原文抜粋:
==*==
六月博多座大歌舞伎・昼の部【博多座】

君が代 松竹梅

友右衛門さん@松の君錦之助さん@竹の君廣松さん@梅の姫。 お目出度い舞踊なんだけど…なんだけど…この演目、ココまで華のナイのって初めて観た(ホントにごめんなさい!正直な感想です)

毛抜

松緑さん@粂寺弾正は初めて拝見(確か)。 う〜ん、夜の部の【十種香】でも感じましたが、松緑さん、セリフになんか変な節回しが付いてて、お芝居もたっぷり…というよりネットリしている感じで、なんか気持ち悪くて背中がゾワゾワする。 私、松緑さん自体を今公演で久々に拝見しているのですが…いつからこんな感じになっちゃってるのかな? う〜ん…。 米吉さん@小野春風は可愛い! 「危ない!全力で超逃げて!」と観る側が焦ってしまう、可愛さ。 米吉さん、あのポヨンとした柔らかが雰囲気と相まって、すごく可愛いですよね。
==*==
記述問題: 上の博多座の観劇記を、最後の文のあとから書き継げ。
==*==
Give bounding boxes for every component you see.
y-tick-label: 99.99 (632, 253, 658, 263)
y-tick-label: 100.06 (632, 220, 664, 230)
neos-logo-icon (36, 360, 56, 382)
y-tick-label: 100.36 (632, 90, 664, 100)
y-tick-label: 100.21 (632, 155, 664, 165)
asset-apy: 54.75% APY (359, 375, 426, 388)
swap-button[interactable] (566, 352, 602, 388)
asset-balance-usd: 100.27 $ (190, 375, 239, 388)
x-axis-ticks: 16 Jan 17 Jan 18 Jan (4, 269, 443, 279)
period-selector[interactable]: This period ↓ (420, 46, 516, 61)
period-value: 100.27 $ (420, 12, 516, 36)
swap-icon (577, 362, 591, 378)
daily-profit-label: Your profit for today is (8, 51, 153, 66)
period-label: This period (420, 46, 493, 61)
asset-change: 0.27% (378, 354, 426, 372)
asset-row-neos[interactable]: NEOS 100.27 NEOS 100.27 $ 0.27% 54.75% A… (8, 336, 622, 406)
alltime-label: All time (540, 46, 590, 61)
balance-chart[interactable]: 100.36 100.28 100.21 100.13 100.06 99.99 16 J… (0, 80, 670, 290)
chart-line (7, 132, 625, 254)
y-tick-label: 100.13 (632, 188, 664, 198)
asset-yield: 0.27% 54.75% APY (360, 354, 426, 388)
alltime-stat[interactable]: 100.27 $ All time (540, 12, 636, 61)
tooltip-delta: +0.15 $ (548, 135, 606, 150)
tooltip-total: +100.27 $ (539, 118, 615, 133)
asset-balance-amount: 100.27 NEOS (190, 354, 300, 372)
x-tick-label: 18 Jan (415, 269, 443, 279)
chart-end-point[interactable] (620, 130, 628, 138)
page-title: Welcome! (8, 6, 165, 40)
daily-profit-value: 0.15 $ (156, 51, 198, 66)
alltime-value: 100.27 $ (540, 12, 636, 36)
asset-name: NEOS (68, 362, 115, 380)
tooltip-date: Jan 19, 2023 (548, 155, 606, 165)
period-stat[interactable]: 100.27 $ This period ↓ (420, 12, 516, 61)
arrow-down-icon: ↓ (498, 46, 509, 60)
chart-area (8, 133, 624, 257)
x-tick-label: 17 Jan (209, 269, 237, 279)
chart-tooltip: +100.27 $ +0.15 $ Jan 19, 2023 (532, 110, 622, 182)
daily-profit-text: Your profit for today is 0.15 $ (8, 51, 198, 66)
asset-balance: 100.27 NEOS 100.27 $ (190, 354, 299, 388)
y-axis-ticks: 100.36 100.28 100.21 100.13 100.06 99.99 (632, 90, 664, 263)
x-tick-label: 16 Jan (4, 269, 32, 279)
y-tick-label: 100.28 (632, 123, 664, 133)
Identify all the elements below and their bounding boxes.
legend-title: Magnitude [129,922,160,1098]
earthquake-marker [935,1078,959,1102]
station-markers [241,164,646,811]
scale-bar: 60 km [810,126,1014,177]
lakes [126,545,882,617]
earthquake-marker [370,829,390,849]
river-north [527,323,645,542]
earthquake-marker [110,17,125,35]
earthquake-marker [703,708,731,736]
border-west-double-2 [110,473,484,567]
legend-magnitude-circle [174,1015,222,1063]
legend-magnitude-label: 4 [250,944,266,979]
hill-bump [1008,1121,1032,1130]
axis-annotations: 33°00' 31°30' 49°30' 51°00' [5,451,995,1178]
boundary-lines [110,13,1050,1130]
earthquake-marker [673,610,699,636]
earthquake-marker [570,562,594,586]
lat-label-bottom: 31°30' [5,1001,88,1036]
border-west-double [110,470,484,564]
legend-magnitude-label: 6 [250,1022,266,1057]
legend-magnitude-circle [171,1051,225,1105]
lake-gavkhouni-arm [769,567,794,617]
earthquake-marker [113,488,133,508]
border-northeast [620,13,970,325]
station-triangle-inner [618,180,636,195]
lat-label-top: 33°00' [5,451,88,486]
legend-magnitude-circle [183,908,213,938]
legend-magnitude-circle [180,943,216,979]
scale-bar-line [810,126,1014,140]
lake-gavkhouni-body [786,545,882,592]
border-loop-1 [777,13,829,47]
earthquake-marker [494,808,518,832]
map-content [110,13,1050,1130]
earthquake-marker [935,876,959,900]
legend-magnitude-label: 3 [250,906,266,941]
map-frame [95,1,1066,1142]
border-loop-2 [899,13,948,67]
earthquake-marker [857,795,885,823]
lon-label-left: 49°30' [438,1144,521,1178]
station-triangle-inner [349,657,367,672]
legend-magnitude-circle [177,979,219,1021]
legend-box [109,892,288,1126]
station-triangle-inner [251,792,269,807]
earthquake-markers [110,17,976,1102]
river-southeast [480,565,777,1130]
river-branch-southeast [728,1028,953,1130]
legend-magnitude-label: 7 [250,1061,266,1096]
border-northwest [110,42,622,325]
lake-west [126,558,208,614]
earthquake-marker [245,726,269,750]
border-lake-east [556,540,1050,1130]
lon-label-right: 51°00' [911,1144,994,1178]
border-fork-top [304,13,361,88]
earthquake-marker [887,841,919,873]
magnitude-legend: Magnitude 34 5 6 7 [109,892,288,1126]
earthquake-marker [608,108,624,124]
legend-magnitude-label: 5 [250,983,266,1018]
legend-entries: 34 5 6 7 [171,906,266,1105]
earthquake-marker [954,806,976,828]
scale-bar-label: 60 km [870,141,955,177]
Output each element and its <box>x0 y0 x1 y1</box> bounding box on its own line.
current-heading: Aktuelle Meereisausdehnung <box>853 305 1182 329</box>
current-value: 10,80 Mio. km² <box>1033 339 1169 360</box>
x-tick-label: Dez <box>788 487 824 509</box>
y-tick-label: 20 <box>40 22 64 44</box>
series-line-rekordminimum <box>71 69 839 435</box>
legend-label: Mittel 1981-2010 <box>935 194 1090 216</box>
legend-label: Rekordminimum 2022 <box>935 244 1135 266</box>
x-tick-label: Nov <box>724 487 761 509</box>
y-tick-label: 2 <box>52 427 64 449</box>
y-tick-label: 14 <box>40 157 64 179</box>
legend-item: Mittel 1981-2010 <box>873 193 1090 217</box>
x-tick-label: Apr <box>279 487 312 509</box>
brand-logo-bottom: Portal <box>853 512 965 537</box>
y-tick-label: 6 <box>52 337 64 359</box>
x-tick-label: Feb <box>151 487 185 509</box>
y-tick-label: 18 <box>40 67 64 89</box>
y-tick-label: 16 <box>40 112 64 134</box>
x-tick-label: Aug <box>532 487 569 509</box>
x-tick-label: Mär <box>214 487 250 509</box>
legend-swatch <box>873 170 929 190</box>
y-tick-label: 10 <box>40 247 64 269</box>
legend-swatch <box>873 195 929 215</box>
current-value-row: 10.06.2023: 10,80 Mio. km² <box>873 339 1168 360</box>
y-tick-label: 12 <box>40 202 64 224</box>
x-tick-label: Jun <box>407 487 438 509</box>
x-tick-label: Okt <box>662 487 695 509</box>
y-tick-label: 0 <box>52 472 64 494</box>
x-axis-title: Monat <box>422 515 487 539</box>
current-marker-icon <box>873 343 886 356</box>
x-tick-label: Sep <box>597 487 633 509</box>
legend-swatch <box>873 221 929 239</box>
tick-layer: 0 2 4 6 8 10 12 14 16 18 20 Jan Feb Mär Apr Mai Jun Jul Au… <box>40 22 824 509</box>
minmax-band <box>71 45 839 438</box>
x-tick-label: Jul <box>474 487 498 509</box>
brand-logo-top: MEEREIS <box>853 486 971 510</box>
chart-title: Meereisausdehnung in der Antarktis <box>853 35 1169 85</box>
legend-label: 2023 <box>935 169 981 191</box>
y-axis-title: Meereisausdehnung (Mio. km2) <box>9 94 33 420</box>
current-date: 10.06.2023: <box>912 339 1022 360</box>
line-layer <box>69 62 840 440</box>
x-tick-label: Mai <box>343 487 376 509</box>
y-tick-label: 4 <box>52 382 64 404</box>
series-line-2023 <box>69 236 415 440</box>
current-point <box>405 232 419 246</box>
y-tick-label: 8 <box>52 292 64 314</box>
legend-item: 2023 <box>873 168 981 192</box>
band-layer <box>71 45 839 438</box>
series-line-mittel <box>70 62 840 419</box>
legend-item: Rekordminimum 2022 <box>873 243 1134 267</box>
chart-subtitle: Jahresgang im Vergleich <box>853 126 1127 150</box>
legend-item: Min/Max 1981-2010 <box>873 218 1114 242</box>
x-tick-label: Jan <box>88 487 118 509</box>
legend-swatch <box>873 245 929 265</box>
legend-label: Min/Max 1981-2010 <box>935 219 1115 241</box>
==*==
演習解答:
熊谷陣屋

仁左衛門さん@熊谷次郎直実は、制札の見得をはじめとする型がパシッパシッと“これぞ”というお手本のように決まって気持ちがイイ。 「十六年も一昔、夢であったなぁ〜」は、つぶやくよりも慟哭に近い感じで花道を引っ込んでいったのが、強い悲しみの余韻として残りました。 雀右衛門さん@熊谷妻相模、首実検が我が子と分かってからの悲嘆ぶりが痛いほど伝わってきて、熊谷次郎直実が憎らしく思えるほど。 歌六さん@白毫弥陀六実は弥平兵衛宗清…って、今公演の歌六さん、この一役だけって贅沢〜! 安定の好演。 菊之助さん@経盛室藤の方、これはもっと年輩の役者さんが演じるイメージだったけど、これもまたイイ!(ホント、今公演のMVPは菊ちゃんだわ>私的)

身替座禅

「またぁ?」とガッカリ感が半端ない身替座禅。 もっとさぁ〜、他に演目いっぱいあるでしょう? 配役にしても“毎度お馴染み”でウキウキ感もなく…。
菊五郎さん@山蔭右京左團さん@奥方玉の井、でもって松緑さん@太郎冠者。 尾上右近さん@千枝+米吉さん@小枝の侍女コンビに注力で目を楽しませてもらいました。 うん、米吉さん可愛い。

六月博多座大歌舞伎・夜の部【博多座】

中村芝雀改め五代目中村雀右衛門襲名披露【六月博多座大歌舞伎】です。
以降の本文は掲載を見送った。